[Stored dataset items]:
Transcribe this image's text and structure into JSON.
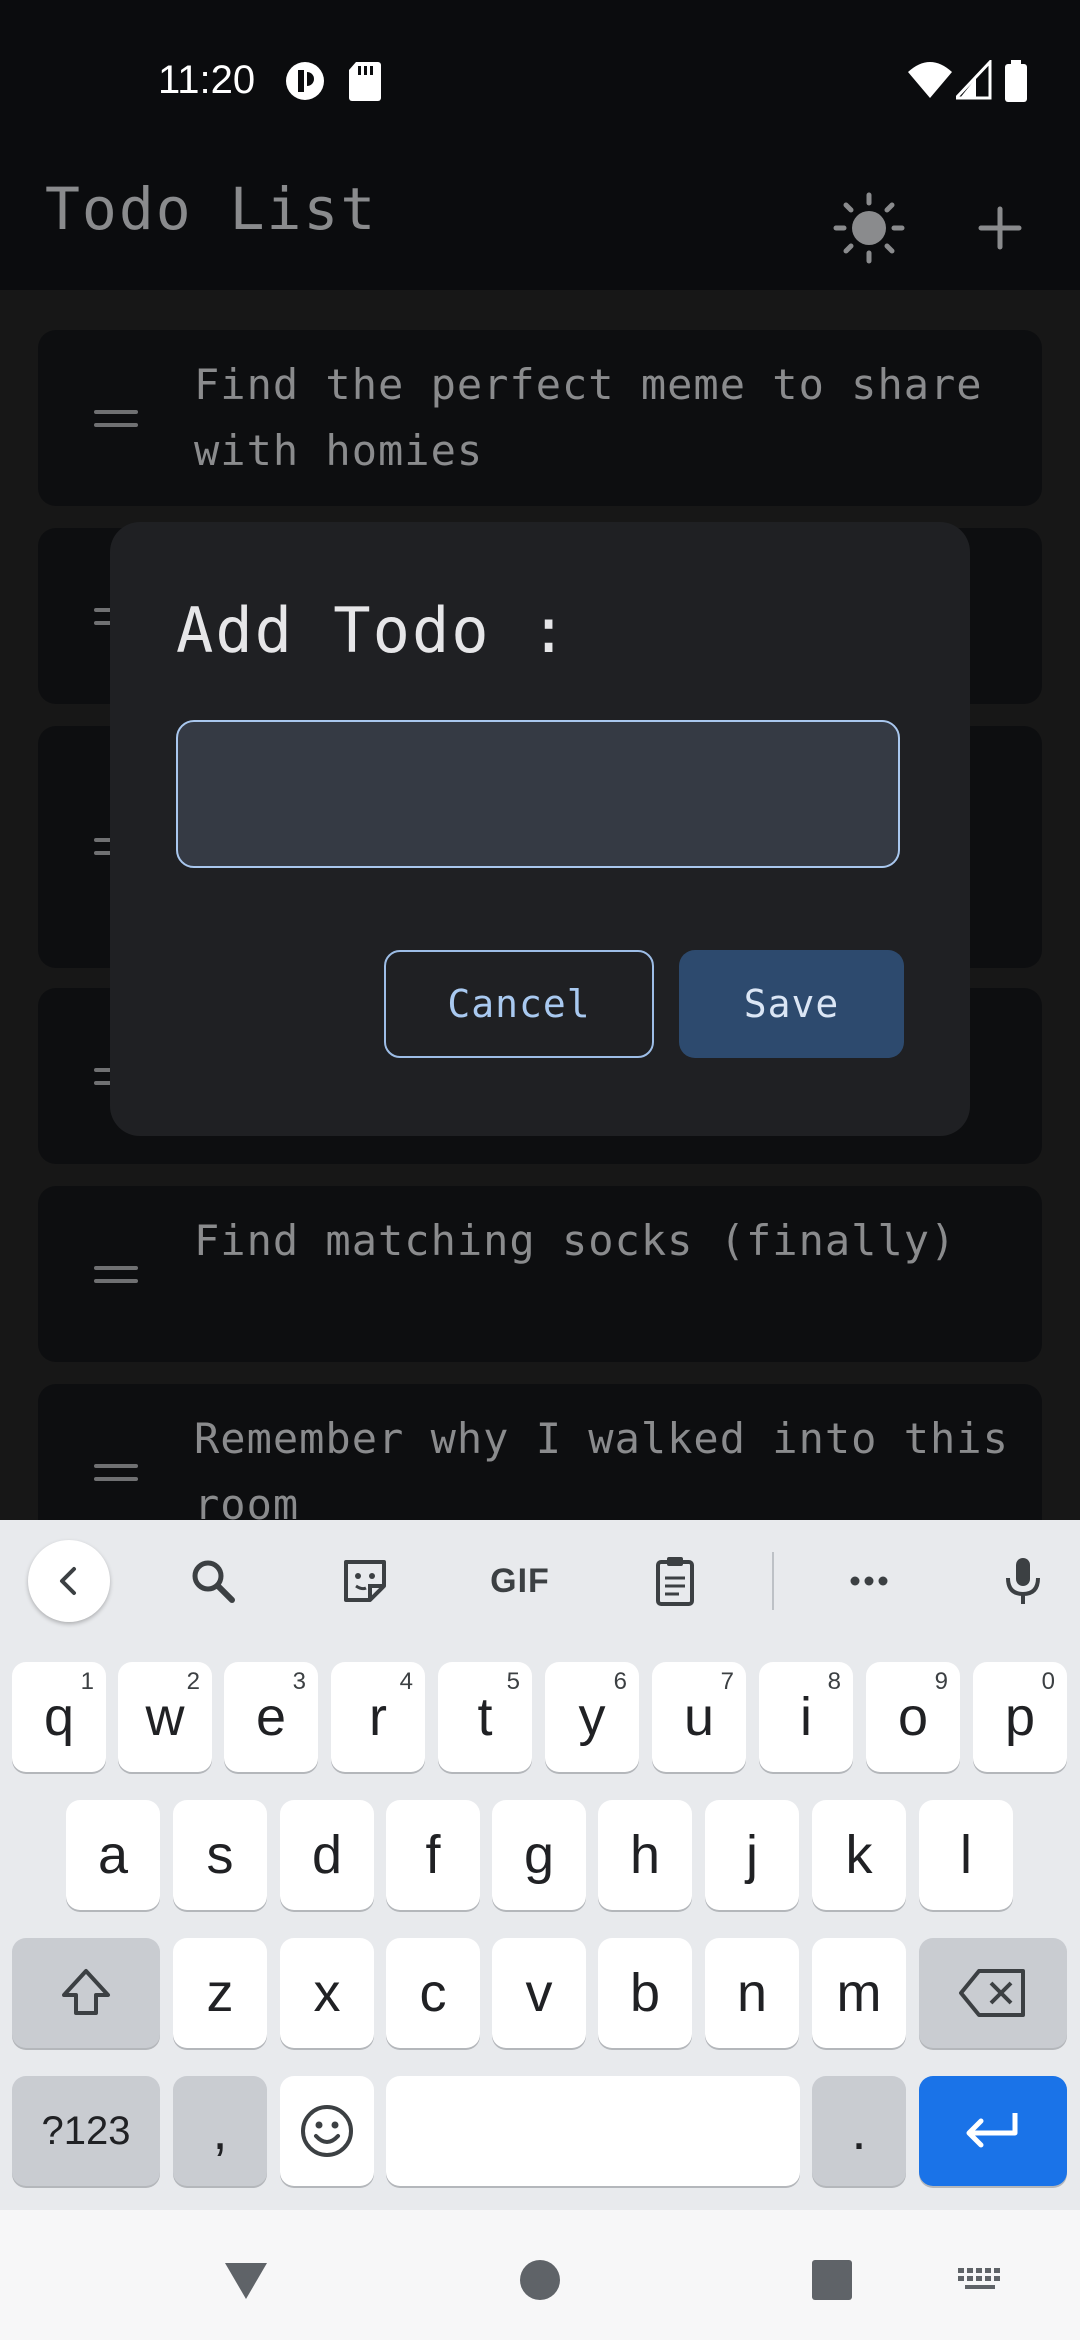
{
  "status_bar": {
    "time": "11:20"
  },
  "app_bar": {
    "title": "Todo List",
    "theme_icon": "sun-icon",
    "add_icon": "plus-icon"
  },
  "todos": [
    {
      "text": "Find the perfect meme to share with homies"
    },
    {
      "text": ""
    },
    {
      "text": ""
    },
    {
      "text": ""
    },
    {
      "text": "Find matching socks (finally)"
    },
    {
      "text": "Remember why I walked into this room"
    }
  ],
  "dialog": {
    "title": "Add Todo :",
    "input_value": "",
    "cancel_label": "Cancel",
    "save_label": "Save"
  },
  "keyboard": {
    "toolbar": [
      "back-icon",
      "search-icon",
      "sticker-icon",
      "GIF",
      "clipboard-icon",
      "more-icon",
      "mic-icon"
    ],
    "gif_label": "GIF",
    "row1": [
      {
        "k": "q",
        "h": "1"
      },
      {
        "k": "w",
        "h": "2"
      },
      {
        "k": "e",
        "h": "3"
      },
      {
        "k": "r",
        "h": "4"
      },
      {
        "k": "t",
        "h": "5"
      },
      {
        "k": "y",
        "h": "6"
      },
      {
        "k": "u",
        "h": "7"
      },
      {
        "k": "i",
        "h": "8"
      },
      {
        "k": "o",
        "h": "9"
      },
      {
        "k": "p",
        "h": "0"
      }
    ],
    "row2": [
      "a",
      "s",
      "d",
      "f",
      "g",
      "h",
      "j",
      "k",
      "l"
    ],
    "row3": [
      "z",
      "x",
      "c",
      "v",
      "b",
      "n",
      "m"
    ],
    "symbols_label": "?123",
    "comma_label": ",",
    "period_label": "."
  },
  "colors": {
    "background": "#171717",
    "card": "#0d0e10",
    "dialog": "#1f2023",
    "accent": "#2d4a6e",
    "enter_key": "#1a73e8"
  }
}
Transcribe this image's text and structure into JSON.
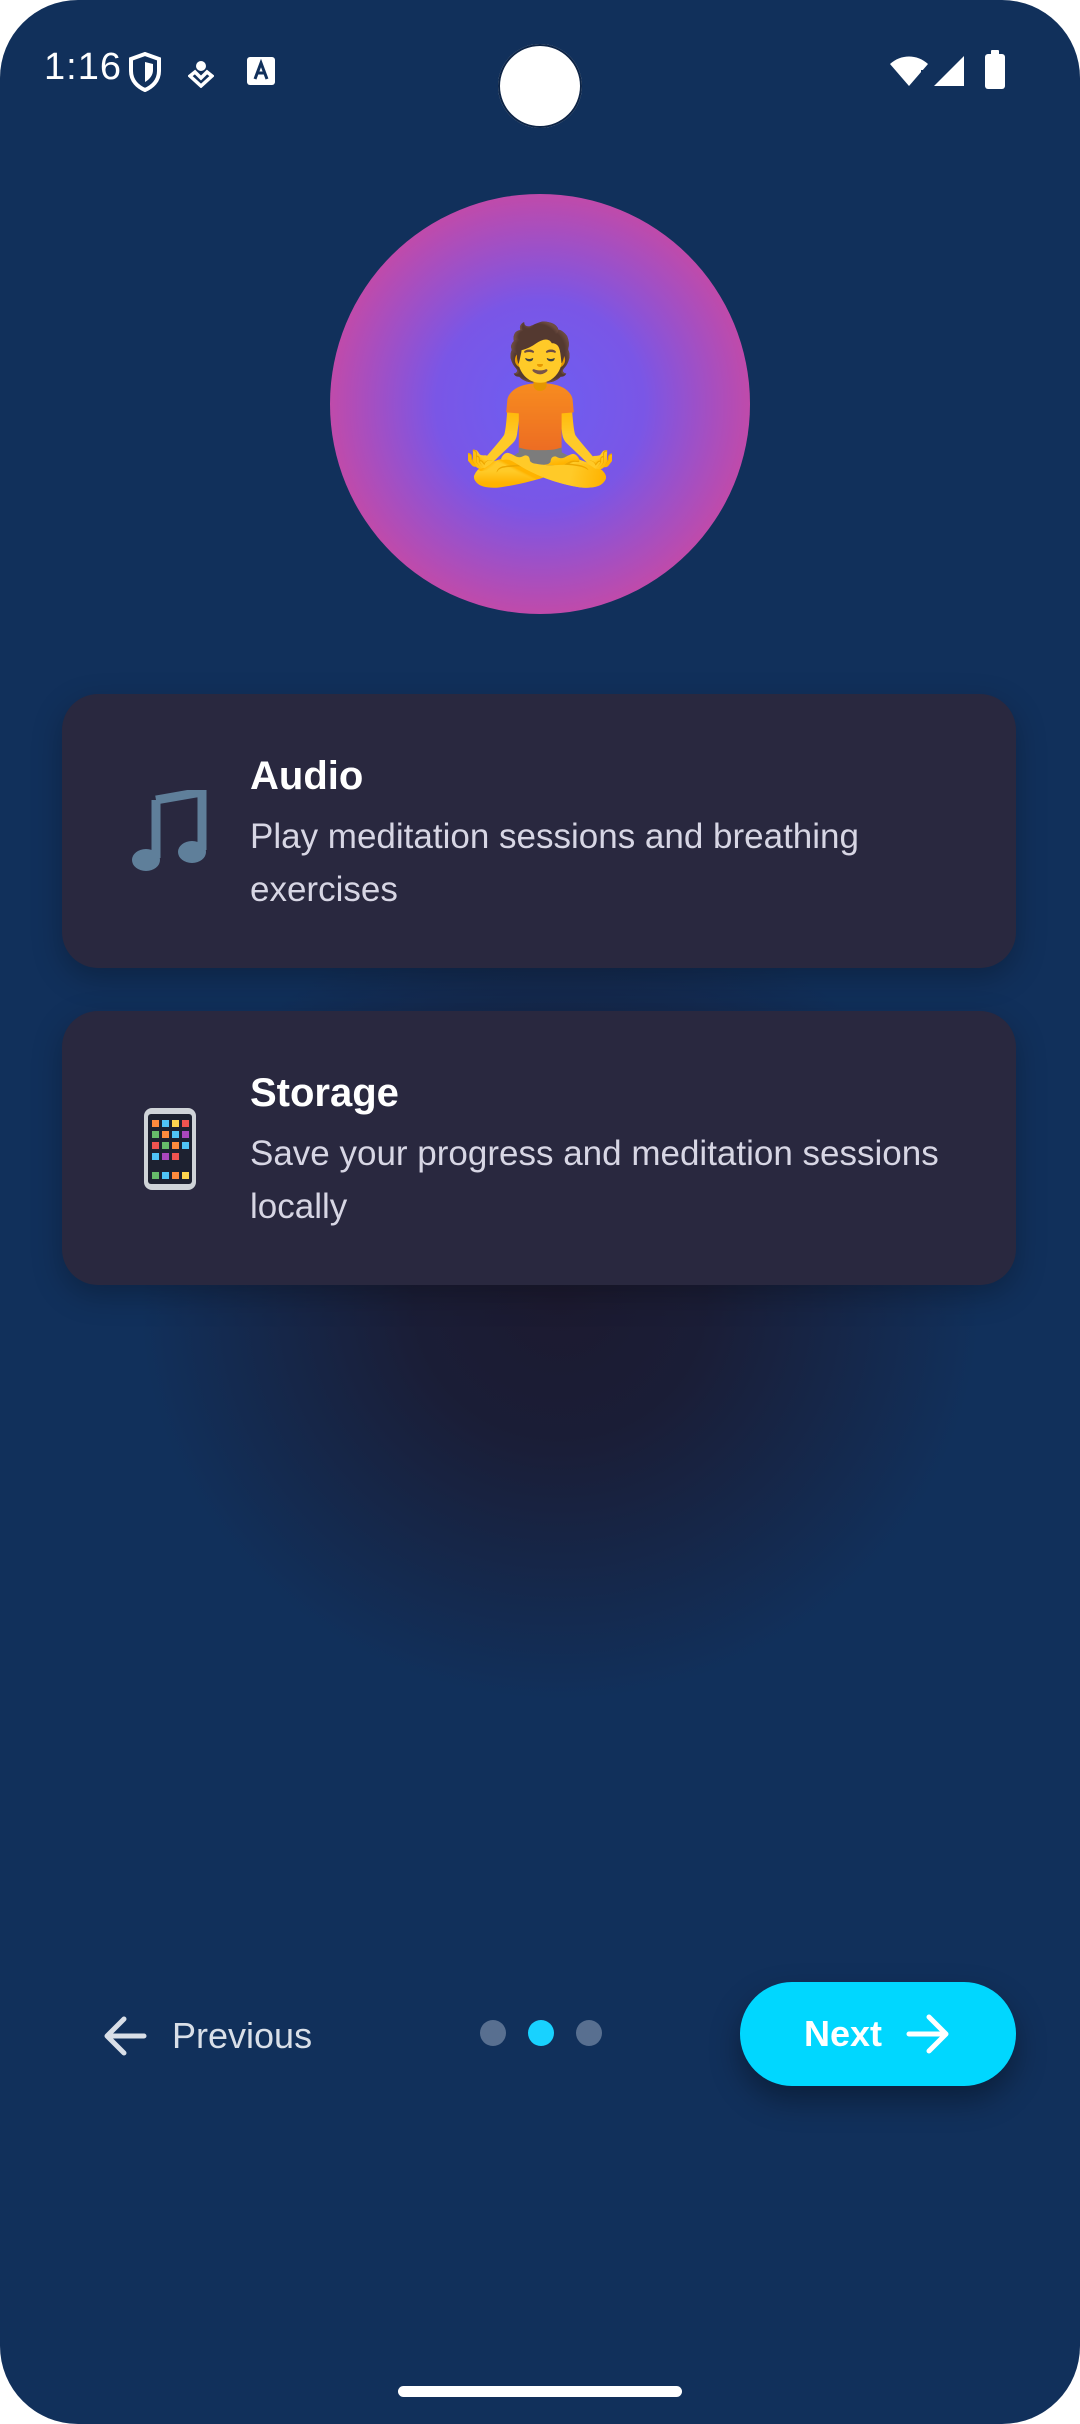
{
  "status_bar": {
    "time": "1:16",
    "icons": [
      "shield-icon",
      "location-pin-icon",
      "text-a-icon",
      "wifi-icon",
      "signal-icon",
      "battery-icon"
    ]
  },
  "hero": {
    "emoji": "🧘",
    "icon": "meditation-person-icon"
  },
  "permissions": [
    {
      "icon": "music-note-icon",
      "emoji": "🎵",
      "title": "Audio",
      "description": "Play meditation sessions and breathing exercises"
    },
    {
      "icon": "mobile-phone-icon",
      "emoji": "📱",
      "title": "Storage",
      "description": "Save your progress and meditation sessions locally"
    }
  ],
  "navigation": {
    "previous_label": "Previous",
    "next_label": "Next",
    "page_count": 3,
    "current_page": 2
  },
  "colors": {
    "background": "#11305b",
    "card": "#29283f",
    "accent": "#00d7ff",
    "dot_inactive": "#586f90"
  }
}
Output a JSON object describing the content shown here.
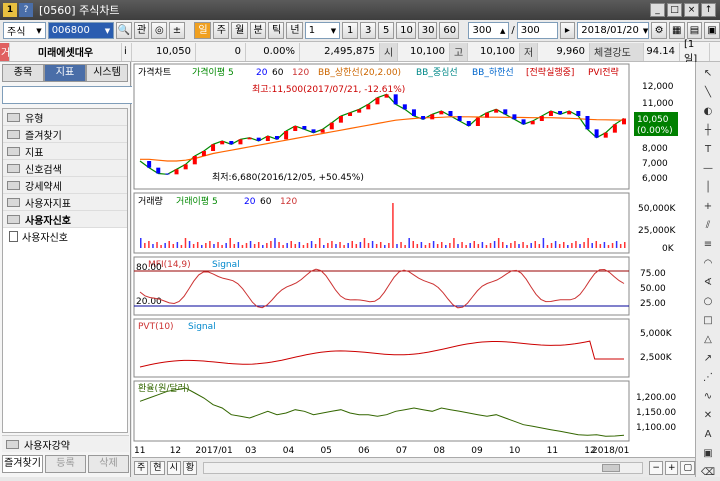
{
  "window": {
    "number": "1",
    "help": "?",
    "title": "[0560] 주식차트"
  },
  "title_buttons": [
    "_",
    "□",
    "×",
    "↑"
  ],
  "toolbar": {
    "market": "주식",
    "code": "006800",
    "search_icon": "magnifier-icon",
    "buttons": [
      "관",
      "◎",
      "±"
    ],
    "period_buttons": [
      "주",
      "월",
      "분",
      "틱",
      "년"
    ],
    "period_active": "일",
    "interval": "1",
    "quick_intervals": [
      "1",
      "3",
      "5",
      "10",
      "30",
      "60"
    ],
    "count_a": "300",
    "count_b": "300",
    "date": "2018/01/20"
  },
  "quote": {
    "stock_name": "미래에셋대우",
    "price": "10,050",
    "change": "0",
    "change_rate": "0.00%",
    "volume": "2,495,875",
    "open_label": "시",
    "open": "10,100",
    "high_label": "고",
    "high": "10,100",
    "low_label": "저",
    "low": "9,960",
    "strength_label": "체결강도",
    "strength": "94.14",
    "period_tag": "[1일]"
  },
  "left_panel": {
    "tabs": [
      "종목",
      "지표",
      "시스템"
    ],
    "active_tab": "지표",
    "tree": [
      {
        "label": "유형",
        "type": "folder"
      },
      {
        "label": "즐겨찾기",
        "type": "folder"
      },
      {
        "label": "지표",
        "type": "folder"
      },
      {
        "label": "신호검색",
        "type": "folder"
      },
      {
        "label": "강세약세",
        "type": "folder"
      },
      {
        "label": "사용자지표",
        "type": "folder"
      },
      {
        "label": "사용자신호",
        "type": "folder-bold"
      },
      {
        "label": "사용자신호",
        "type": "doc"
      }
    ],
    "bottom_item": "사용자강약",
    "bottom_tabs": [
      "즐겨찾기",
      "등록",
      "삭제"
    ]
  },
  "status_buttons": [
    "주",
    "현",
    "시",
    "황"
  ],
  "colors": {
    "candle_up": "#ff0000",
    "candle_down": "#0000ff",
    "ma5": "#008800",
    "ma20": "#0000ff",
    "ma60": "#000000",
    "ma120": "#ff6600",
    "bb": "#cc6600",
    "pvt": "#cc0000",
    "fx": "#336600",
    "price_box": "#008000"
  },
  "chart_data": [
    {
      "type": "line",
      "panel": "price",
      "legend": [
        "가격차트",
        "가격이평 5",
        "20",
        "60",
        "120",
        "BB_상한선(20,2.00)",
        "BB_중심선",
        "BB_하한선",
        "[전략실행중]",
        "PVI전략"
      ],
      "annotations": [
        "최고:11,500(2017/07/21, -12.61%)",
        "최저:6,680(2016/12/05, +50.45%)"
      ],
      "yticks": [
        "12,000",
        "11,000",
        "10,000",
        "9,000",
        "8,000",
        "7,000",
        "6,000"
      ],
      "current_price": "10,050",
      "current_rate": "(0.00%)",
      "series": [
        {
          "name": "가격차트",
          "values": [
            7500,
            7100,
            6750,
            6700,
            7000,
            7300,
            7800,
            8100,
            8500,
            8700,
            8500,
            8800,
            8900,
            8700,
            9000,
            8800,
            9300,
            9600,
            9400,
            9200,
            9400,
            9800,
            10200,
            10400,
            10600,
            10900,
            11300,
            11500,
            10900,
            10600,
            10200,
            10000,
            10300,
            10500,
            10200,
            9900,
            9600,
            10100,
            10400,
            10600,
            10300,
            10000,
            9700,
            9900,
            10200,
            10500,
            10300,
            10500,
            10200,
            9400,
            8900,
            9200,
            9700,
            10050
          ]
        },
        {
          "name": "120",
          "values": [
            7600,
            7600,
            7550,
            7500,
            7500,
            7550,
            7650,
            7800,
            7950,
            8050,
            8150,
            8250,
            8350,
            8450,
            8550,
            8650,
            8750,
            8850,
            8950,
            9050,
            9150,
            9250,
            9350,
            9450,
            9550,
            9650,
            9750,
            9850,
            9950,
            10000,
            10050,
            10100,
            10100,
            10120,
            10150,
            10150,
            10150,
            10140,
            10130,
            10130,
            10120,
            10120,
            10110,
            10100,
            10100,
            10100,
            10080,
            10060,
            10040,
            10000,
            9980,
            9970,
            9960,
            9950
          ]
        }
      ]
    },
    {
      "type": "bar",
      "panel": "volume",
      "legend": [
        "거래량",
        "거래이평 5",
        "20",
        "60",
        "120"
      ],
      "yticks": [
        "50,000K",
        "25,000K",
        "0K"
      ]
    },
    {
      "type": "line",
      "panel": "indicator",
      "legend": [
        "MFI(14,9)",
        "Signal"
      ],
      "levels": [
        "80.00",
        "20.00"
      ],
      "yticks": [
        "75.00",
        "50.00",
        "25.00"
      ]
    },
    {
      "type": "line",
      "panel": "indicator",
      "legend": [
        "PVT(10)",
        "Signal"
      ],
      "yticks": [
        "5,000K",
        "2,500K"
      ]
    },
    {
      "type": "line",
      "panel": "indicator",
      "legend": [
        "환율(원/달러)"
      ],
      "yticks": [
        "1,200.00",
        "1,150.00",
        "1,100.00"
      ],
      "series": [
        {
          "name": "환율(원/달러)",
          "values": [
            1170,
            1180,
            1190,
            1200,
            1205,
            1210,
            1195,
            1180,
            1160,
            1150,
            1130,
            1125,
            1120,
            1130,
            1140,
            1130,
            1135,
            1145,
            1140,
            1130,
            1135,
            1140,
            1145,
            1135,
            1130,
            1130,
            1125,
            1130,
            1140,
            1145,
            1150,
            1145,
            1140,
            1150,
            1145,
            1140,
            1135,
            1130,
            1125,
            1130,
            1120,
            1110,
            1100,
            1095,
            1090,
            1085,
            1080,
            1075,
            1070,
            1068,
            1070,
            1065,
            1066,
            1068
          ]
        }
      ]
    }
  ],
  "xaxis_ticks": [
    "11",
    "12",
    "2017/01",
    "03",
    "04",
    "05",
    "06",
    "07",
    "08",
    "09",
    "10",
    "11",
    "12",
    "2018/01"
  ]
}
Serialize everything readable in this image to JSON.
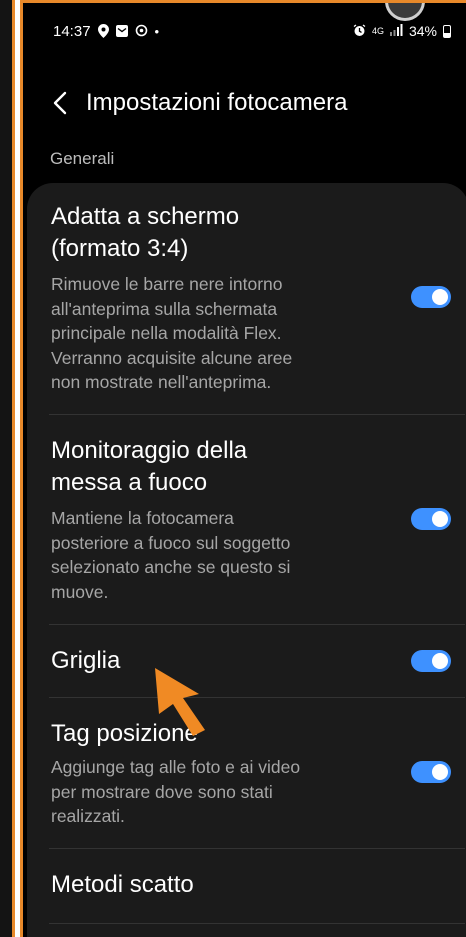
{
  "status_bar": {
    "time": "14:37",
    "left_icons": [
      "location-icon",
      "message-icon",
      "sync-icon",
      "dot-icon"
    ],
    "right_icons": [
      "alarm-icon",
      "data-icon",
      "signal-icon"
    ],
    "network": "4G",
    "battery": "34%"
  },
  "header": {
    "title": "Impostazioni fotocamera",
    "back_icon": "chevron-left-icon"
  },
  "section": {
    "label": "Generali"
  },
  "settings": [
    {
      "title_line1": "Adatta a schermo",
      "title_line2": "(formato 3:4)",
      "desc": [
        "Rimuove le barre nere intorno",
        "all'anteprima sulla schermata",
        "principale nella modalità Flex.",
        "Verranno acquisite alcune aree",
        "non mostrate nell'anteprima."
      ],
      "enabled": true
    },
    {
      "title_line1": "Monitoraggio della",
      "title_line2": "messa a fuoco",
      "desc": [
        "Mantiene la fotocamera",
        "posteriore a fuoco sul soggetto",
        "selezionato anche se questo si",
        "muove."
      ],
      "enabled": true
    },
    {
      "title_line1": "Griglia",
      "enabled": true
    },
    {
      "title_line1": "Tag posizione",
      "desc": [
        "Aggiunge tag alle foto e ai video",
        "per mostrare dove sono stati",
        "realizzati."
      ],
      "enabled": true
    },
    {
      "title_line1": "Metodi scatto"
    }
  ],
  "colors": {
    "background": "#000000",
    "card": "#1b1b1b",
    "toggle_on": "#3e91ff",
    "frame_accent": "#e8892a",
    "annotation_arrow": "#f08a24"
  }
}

[Your instructions]: Read the data above and pull out each line that holds the string "background".

[Result of the task]:
    "background": "#171717",
    "background": "#11305b",
    "background": "#000000",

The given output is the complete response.